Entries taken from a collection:
::::

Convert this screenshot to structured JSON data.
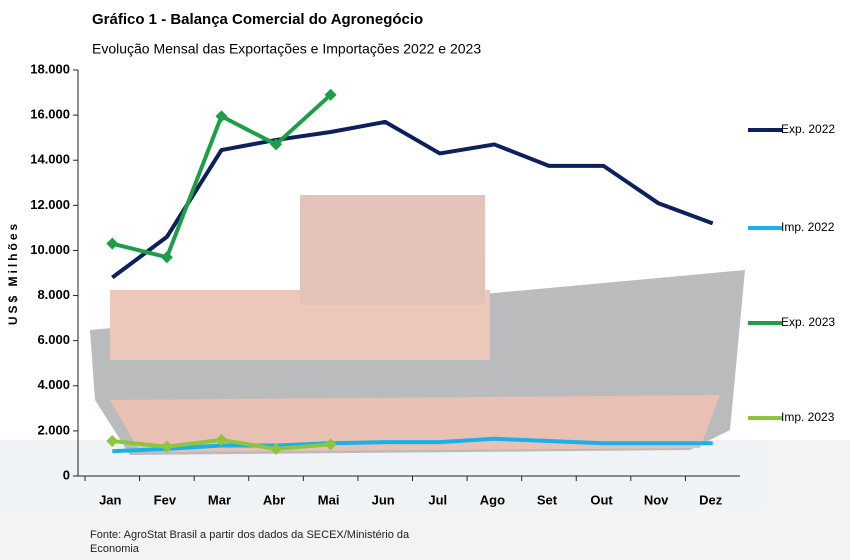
{
  "chart_data": {
    "type": "line",
    "title": "Gráfico 1 - Balança Comercial do Agronegócio",
    "subtitle": "Evolução Mensal das Exportações e Importações 2022 e 2023",
    "y_label": "US$ Milhões",
    "source": "Fonte: AgroStat Brasil a partir dos dados da SECEX/Ministério da Economia",
    "categories": [
      "Jan",
      "Fev",
      "Mar",
      "Abr",
      "Mai",
      "Jun",
      "Jul",
      "Ago",
      "Set",
      "Out",
      "Nov",
      "Dez"
    ],
    "ylim": [
      0,
      18000
    ],
    "yticks": [
      0,
      {
        "value": 2000,
        "label": "2.000"
      },
      {
        "value": 4000,
        "label": "4.000"
      },
      {
        "value": 6000,
        "label": "6.000"
      },
      {
        "value": 8000,
        "label": "8.000"
      },
      {
        "value": 10000,
        "label": "10.000"
      },
      {
        "value": 12000,
        "label": "12.000"
      },
      {
        "value": 14000,
        "label": "14.000"
      },
      {
        "value": 16000,
        "label": "16.000"
      },
      {
        "value": 18000,
        "label": "18.000"
      }
    ],
    "legend": "right",
    "series": [
      {
        "name": "Exp. 2022",
        "color": "#0d1f5c",
        "marker": false,
        "values": [
          8800,
          10600,
          14450,
          14900,
          15250,
          15700,
          14300,
          14700,
          13750,
          13750,
          12100,
          11200
        ]
      },
      {
        "name": "Imp. 2022",
        "color": "#1ab0ea",
        "marker": false,
        "values": [
          1100,
          1200,
          1350,
          1350,
          1450,
          1500,
          1500,
          1650,
          1550,
          1450,
          1450,
          1450
        ]
      },
      {
        "name": "Exp. 2023",
        "color": "#1e9e48",
        "marker": true,
        "values": [
          10300,
          9700,
          15950,
          14700,
          16900,
          null,
          null,
          null,
          null,
          null,
          null,
          null
        ]
      },
      {
        "name": "Imp. 2023",
        "color": "#8cc63f",
        "marker": true,
        "values": [
          1550,
          1300,
          1600,
          1200,
          1400,
          null,
          null,
          null,
          null,
          null,
          null,
          null
        ]
      }
    ]
  }
}
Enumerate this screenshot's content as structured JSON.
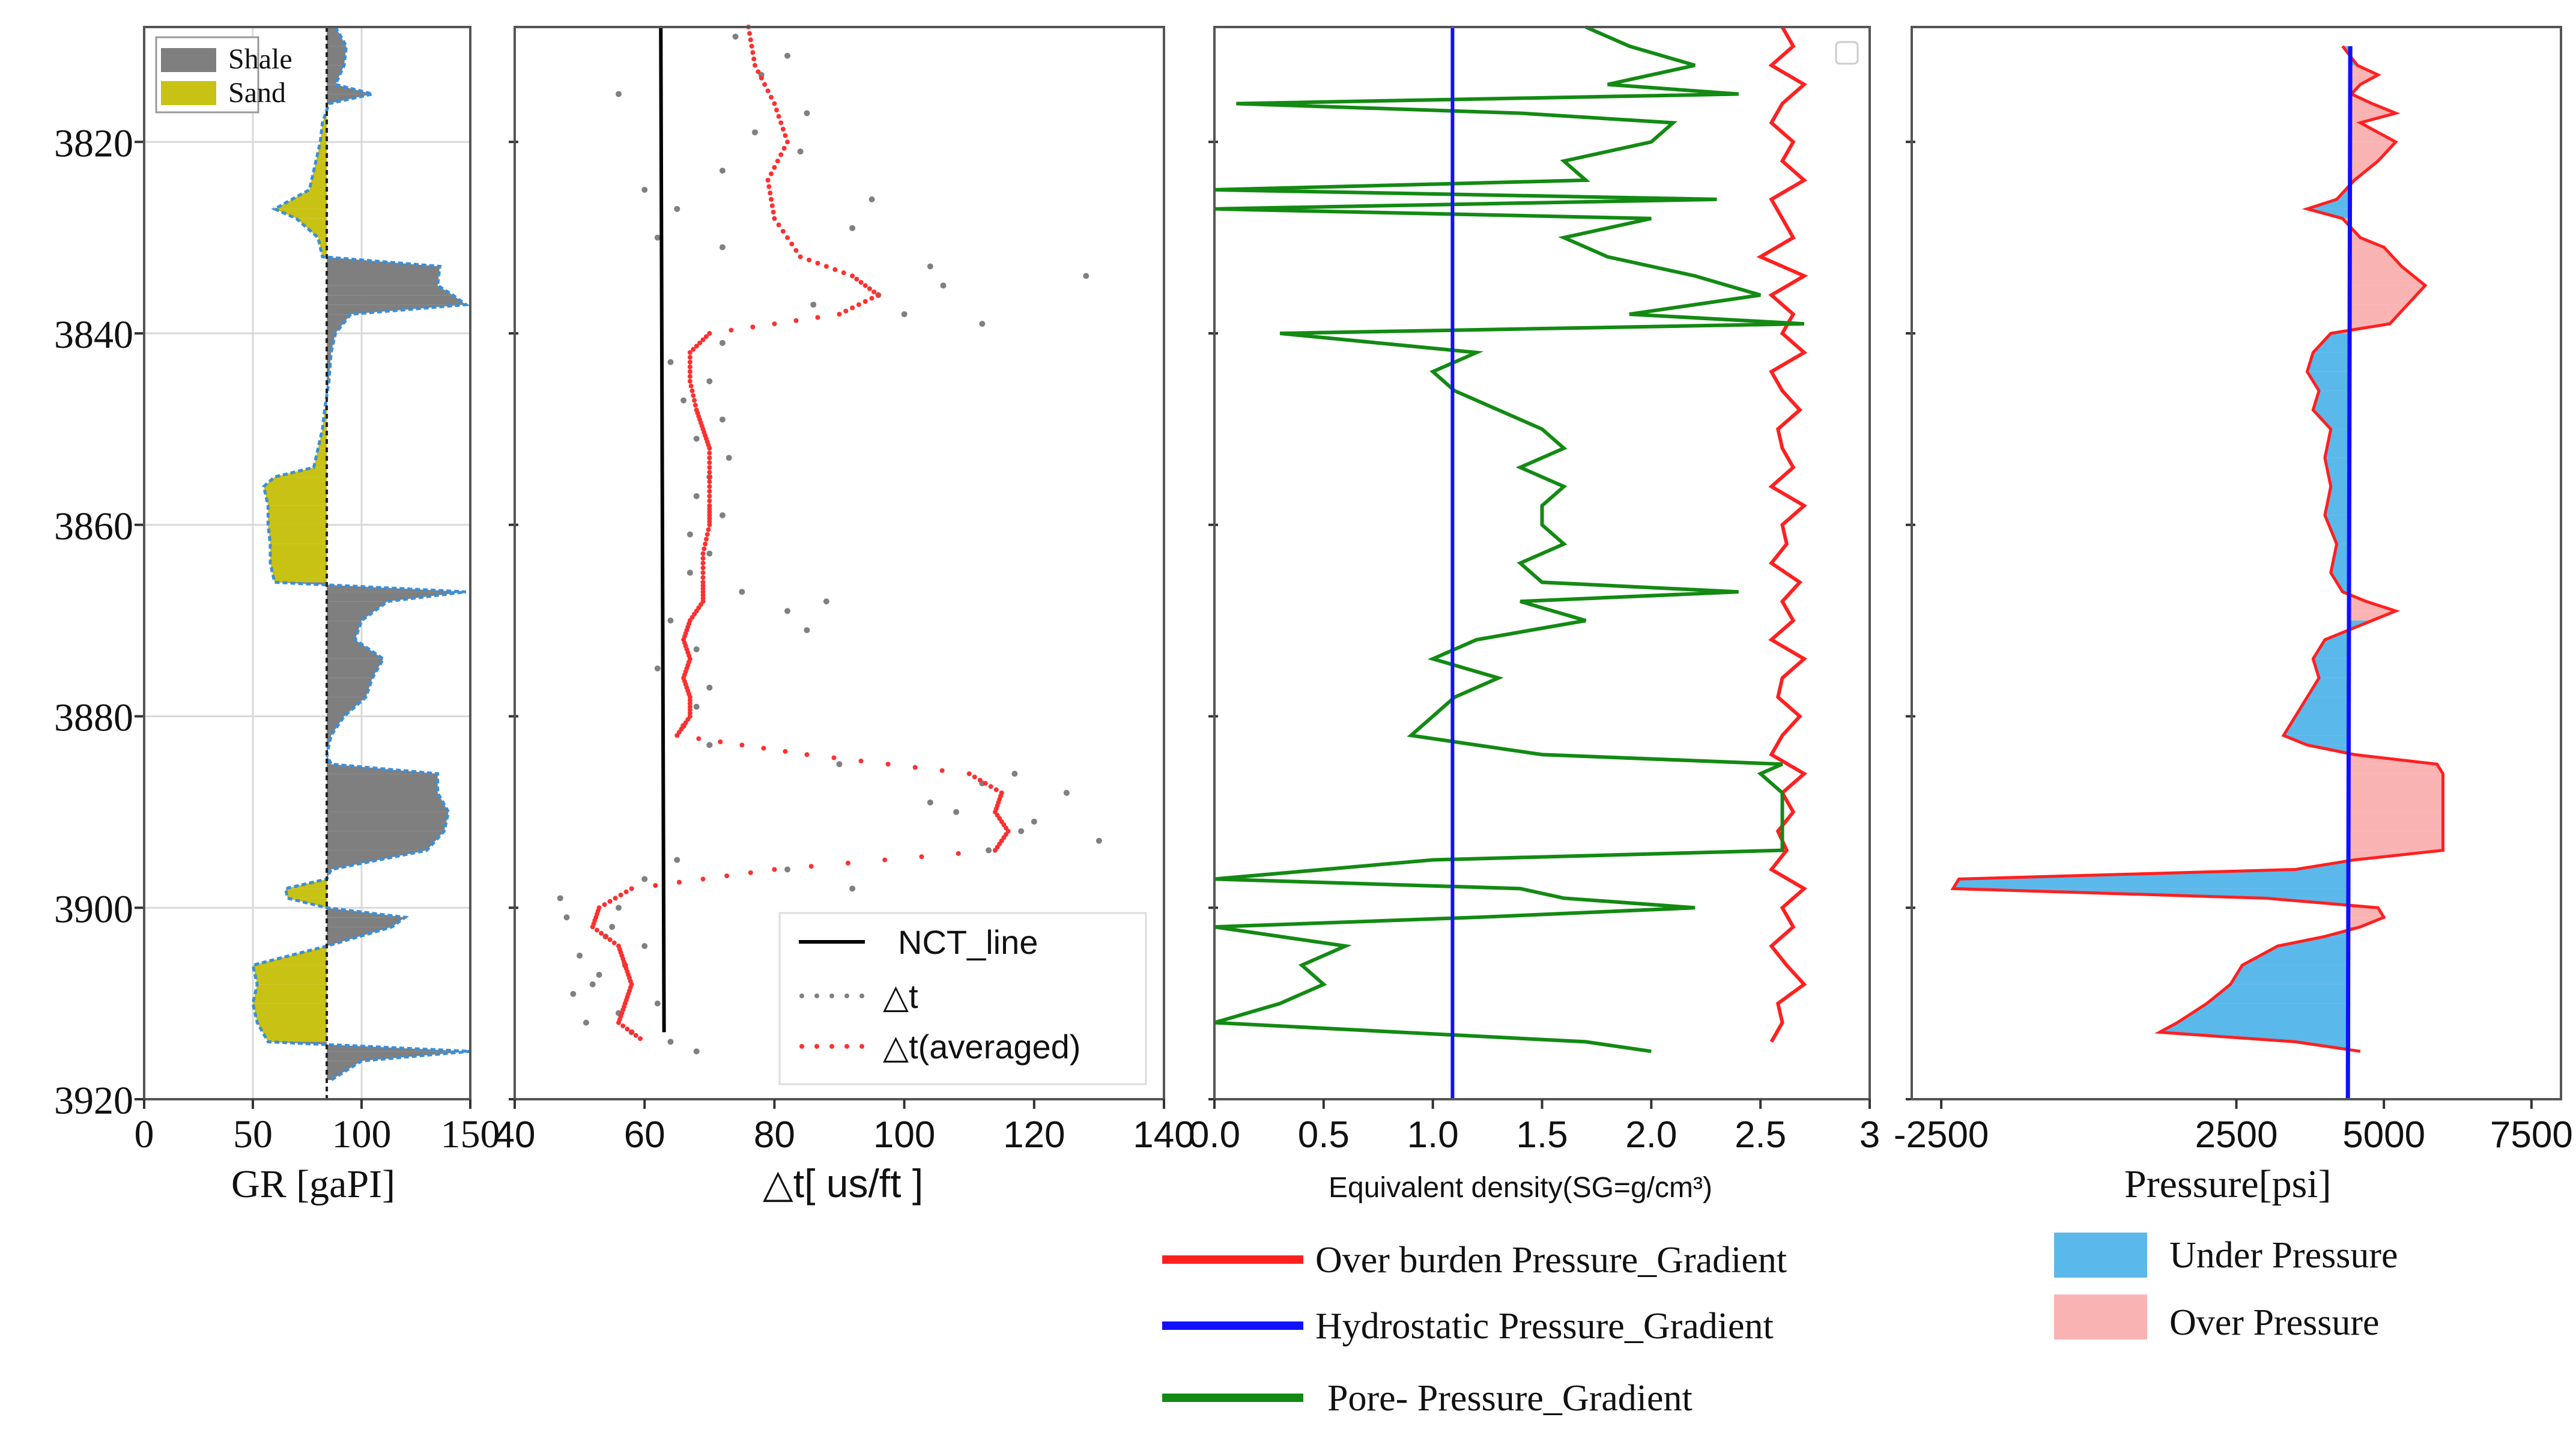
{
  "figure": {
    "depth_axis": {
      "range": [
        3808,
        3920
      ],
      "ticks": [
        3820,
        3840,
        3860,
        3880,
        3900,
        3920
      ],
      "tick_labels": [
        "3820",
        "3840",
        "3860",
        "3880",
        "3900",
        "3920"
      ]
    }
  },
  "chart_data": [
    {
      "id": "gr",
      "type": "area",
      "title": "",
      "xlabel": "GR   [gaPI]",
      "ylabel": "",
      "xlim": [
        0,
        150
      ],
      "x_ticks": [
        0,
        50,
        100,
        150
      ],
      "x_tick_labels": [
        "0",
        "50",
        "100",
        "150"
      ],
      "baseline": 84,
      "legend": [
        {
          "label": "Shale",
          "color": "#7f7f7f"
        },
        {
          "label": "Sand",
          "color": "#c8c214"
        }
      ],
      "series": [
        {
          "name": "GR",
          "color": "#3c8fd6",
          "depth": [
            3808,
            3810,
            3812,
            3814,
            3815,
            3816,
            3818,
            3820,
            3822,
            3825,
            3827,
            3828,
            3830,
            3832,
            3833,
            3835,
            3836,
            3837,
            3838,
            3840,
            3842,
            3845,
            3848,
            3850,
            3852,
            3854,
            3855,
            3856,
            3858,
            3860,
            3862,
            3864,
            3866,
            3867,
            3868,
            3870,
            3872,
            3874,
            3876,
            3878,
            3880,
            3882,
            3884,
            3885,
            3886,
            3888,
            3890,
            3892,
            3894,
            3896,
            3897,
            3898,
            3899,
            3900,
            3901,
            3902,
            3904,
            3906,
            3908,
            3910,
            3912,
            3914,
            3915,
            3916,
            3918
          ],
          "gr": [
            88,
            93,
            92,
            88,
            105,
            85,
            82,
            81,
            79,
            76,
            60,
            70,
            80,
            82,
            136,
            135,
            142,
            148,
            95,
            88,
            86,
            85,
            83,
            82,
            80,
            78,
            60,
            55,
            57,
            57,
            58,
            58,
            60,
            148,
            112,
            100,
            97,
            110,
            105,
            102,
            92,
            86,
            84,
            86,
            135,
            135,
            140,
            138,
            130,
            86,
            84,
            65,
            66,
            84,
            120,
            114,
            84,
            50,
            52,
            50,
            52,
            57,
            150,
            100,
            86
          ]
        }
      ]
    },
    {
      "id": "dt",
      "type": "scatter",
      "title": "",
      "xlabel": "△t[ us/ft  ]",
      "ylabel": "",
      "xlim": [
        40,
        140
      ],
      "x_ticks": [
        40,
        60,
        80,
        100,
        120,
        140
      ],
      "x_tick_labels": [
        "40",
        "60",
        "80",
        "100",
        "120",
        "140"
      ],
      "legend": [
        {
          "label": "NCT_line",
          "color": "#000000"
        },
        {
          "label": "△t",
          "color": "#808080"
        },
        {
          "label": "△t(averaged)",
          "color": "#ff3030"
        }
      ],
      "series": [
        {
          "name": "NCT_line",
          "depth": [
            3808,
            3913
          ],
          "x": [
            62.5,
            63
          ]
        },
        {
          "name": "△t(averaged)",
          "depth": [
            3808,
            3812,
            3816,
            3820,
            3824,
            3828,
            3832,
            3834,
            3836,
            3838,
            3840,
            3842,
            3845,
            3848,
            3850,
            3852,
            3855,
            3858,
            3860,
            3863,
            3866,
            3868,
            3870,
            3872,
            3874,
            3876,
            3878,
            3880,
            3882,
            3884,
            3886,
            3888,
            3890,
            3892,
            3894,
            3896,
            3898,
            3900,
            3902,
            3904,
            3906,
            3908,
            3910,
            3912,
            3914
          ],
          "x": [
            76,
            77,
            80,
            82,
            79,
            80,
            84,
            92,
            96,
            90,
            70,
            67,
            67,
            68,
            69,
            70,
            70,
            70,
            70,
            69,
            69,
            69,
            67,
            66,
            67,
            66,
            67,
            67,
            65,
            85,
            110,
            115,
            114,
            116,
            114,
            80,
            58,
            53,
            52,
            56,
            57,
            58,
            57,
            56,
            60
          ]
        },
        {
          "name": "△t",
          "depth": [
            3809,
            3811,
            3813,
            3815,
            3817,
            3819,
            3821,
            3823,
            3825,
            3826,
            3827,
            3829,
            3830,
            3831,
            3833,
            3834,
            3835,
            3836,
            3837,
            3838,
            3839,
            3841,
            3843,
            3845,
            3847,
            3849,
            3851,
            3853,
            3855,
            3857,
            3859,
            3861,
            3863,
            3865,
            3867,
            3868,
            3869,
            3870,
            3871,
            3873,
            3875,
            3877,
            3879,
            3881,
            3883,
            3885,
            3886,
            3887,
            3888,
            3889,
            3890,
            3891,
            3892,
            3893,
            3894,
            3895,
            3896,
            3897,
            3898,
            3899,
            3900,
            3901,
            3902,
            3903,
            3904,
            3905,
            3906,
            3907,
            3908,
            3909,
            3910,
            3911,
            3912,
            3913,
            3914,
            3915
          ],
          "x": [
            74,
            82,
            78,
            56,
            85,
            77,
            84,
            72,
            60,
            95,
            65,
            92,
            62,
            72,
            104,
            128,
            106,
            96,
            86,
            100,
            112,
            72,
            64,
            70,
            66,
            72,
            68,
            73,
            70,
            68,
            72,
            67,
            70,
            67,
            75,
            88,
            82,
            64,
            85,
            68,
            62,
            70,
            68,
            66,
            70,
            90,
            117,
            112,
            125,
            104,
            108,
            120,
            118,
            130,
            113,
            65,
            82,
            60,
            92,
            47,
            56,
            48,
            55,
            54,
            60,
            50,
            57,
            53,
            52,
            49,
            62,
            56,
            51,
            58,
            64,
            68
          ]
        }
      ]
    },
    {
      "id": "density",
      "type": "line",
      "title": "",
      "xlabel": "Equivalent density(SG=g/cm³)",
      "ylabel": "",
      "xlim": [
        0,
        3
      ],
      "x_ticks": [
        0,
        0.5,
        1,
        1.5,
        2,
        2.5,
        3
      ],
      "x_tick_labels": [
        "0.0",
        "0.5",
        "1.0",
        "1.5",
        "2.0",
        "2.5",
        "3"
      ],
      "legend": [
        {
          "label": "Over burden Pressure_Gradient",
          "color": "#ff2020"
        },
        {
          "label": "Hydrostatic Pressure_Gradient",
          "color": "#1010ff"
        },
        {
          "label": "Pore- Pressure_Gradient",
          "color": "#138a13"
        }
      ],
      "series": [
        {
          "name": "Over burden Pressure_Gradient",
          "depth": [
            3808,
            3810,
            3812,
            3814,
            3816,
            3818,
            3820,
            3822,
            3824,
            3826,
            3828,
            3830,
            3832,
            3834,
            3836,
            3838,
            3840,
            3842,
            3844,
            3846,
            3848,
            3850,
            3852,
            3854,
            3856,
            3858,
            3860,
            3862,
            3864,
            3866,
            3868,
            3870,
            3872,
            3874,
            3876,
            3878,
            3880,
            3882,
            3884,
            3886,
            3888,
            3890,
            3892,
            3894,
            3896,
            3898,
            3900,
            3902,
            3904,
            3906,
            3908,
            3910,
            3912,
            3914
          ],
          "x": [
            2.6,
            2.65,
            2.55,
            2.7,
            2.6,
            2.55,
            2.65,
            2.6,
            2.7,
            2.55,
            2.6,
            2.65,
            2.5,
            2.7,
            2.55,
            2.65,
            2.6,
            2.7,
            2.55,
            2.6,
            2.68,
            2.58,
            2.6,
            2.65,
            2.55,
            2.7,
            2.6,
            2.62,
            2.55,
            2.68,
            2.6,
            2.65,
            2.55,
            2.7,
            2.6,
            2.58,
            2.68,
            2.6,
            2.55,
            2.7,
            2.6,
            2.65,
            2.58,
            2.62,
            2.55,
            2.7,
            2.6,
            2.65,
            2.55,
            2.62,
            2.7,
            2.58,
            2.6,
            2.55
          ]
        },
        {
          "name": "Hydrostatic Pressure_Gradient",
          "depth": [
            3808,
            3920
          ],
          "x": [
            1.09,
            1.09
          ]
        },
        {
          "name": "Pore- Pressure_Gradient",
          "depth": [
            3808,
            3810,
            3812,
            3814,
            3815,
            3816,
            3817,
            3818,
            3820,
            3822,
            3824,
            3825,
            3826,
            3827,
            3828,
            3830,
            3832,
            3834,
            3836,
            3838,
            3839,
            3840,
            3842,
            3844,
            3846,
            3848,
            3850,
            3852,
            3854,
            3856,
            3858,
            3860,
            3862,
            3864,
            3866,
            3867,
            3868,
            3870,
            3872,
            3874,
            3876,
            3878,
            3880,
            3882,
            3884,
            3885,
            3886,
            3888,
            3890,
            3892,
            3894,
            3895,
            3897,
            3898,
            3899,
            3900,
            3901,
            3902,
            3904,
            3906,
            3908,
            3910,
            3912,
            3914,
            3915
          ],
          "x": [
            1.7,
            1.9,
            2.2,
            1.8,
            2.4,
            0.1,
            1.4,
            2.1,
            2.0,
            1.6,
            1.7,
            0.0,
            2.3,
            0.0,
            2.0,
            1.6,
            1.8,
            2.2,
            2.5,
            1.9,
            2.7,
            0.3,
            1.2,
            1.0,
            1.1,
            1.3,
            1.5,
            1.6,
            1.4,
            1.6,
            1.5,
            1.5,
            1.6,
            1.4,
            1.5,
            2.4,
            1.4,
            1.7,
            1.2,
            1.0,
            1.3,
            1.1,
            1.0,
            0.9,
            1.5,
            2.6,
            2.5,
            2.6,
            2.6,
            2.6,
            2.6,
            1.0,
            0.0,
            1.4,
            1.6,
            2.2,
            1.2,
            0.0,
            0.6,
            0.4,
            0.5,
            0.3,
            0.0,
            1.7,
            2.0
          ]
        }
      ]
    },
    {
      "id": "pressure",
      "type": "area",
      "title": "",
      "xlabel": "Pressure[psi]",
      "ylabel": "",
      "xlim": [
        -3000,
        8000
      ],
      "x_ticks": [
        -2500,
        2500,
        5000,
        7500
      ],
      "x_tick_labels": [
        "-2500",
        "2500",
        "5000",
        "7500"
      ],
      "hydrostatic_psi": 4430,
      "legend": [
        {
          "label": "Under Pressure",
          "color": "#5bb8ea"
        },
        {
          "label": "Over Pressure",
          "color": "#f9b3b3"
        }
      ],
      "series": [
        {
          "name": "Pore pressure",
          "color": "#ff2020",
          "depth": [
            3810,
            3812,
            3813,
            3814,
            3815,
            3816,
            3817,
            3818,
            3820,
            3822,
            3824,
            3826,
            3827,
            3828,
            3830,
            3831,
            3833,
            3835,
            3837,
            3839,
            3840,
            3842,
            3844,
            3846,
            3848,
            3850,
            3853,
            3856,
            3859,
            3862,
            3865,
            3867,
            3868,
            3869,
            3870,
            3872,
            3874,
            3876,
            3878,
            3880,
            3882,
            3883,
            3884,
            3885,
            3886,
            3888,
            3890,
            3892,
            3894,
            3895,
            3896,
            3897,
            3898,
            3899,
            3900,
            3901,
            3902,
            3903,
            3904,
            3906,
            3908,
            3910,
            3912,
            3913,
            3914,
            3915
          ],
          "x": [
            4300,
            4550,
            4900,
            4600,
            4450,
            4800,
            5200,
            4600,
            5200,
            4900,
            4500,
            4200,
            3700,
            4300,
            4600,
            5000,
            5300,
            5700,
            5400,
            5100,
            4100,
            3800,
            3700,
            3900,
            3800,
            4100,
            4000,
            4100,
            4000,
            4200,
            4100,
            4300,
            4700,
            5200,
            4800,
            4000,
            3800,
            3900,
            3700,
            3500,
            3300,
            3700,
            4500,
            5900,
            6000,
            6000,
            6000,
            6000,
            6000,
            4500,
            3500,
            -2200,
            -2300,
            3000,
            4900,
            5000,
            4600,
            4000,
            3200,
            2600,
            2400,
            2000,
            1500,
            1200,
            3500,
            4600
          ]
        }
      ]
    }
  ],
  "legends_bottom": {
    "density": [
      {
        "label": "Over burden Pressure_Gradient",
        "color": "#ff2020"
      },
      {
        "label": "Hydrostatic Pressure_Gradient",
        "color": "#1010ff"
      },
      {
        "label": "Pore- Pressure_Gradient",
        "color": "#138a13"
      }
    ],
    "pressure": [
      {
        "label": "Under Pressure",
        "color": "#5bb8ea"
      },
      {
        "label": "Over Pressure",
        "color": "#f9b3b3"
      }
    ]
  }
}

::::

Using the records above, list each line that includes "density".

Exercise answer:
      "id": "density",
      "xlabel": "Equivalent density(SG=g/cm³)",
    "density": [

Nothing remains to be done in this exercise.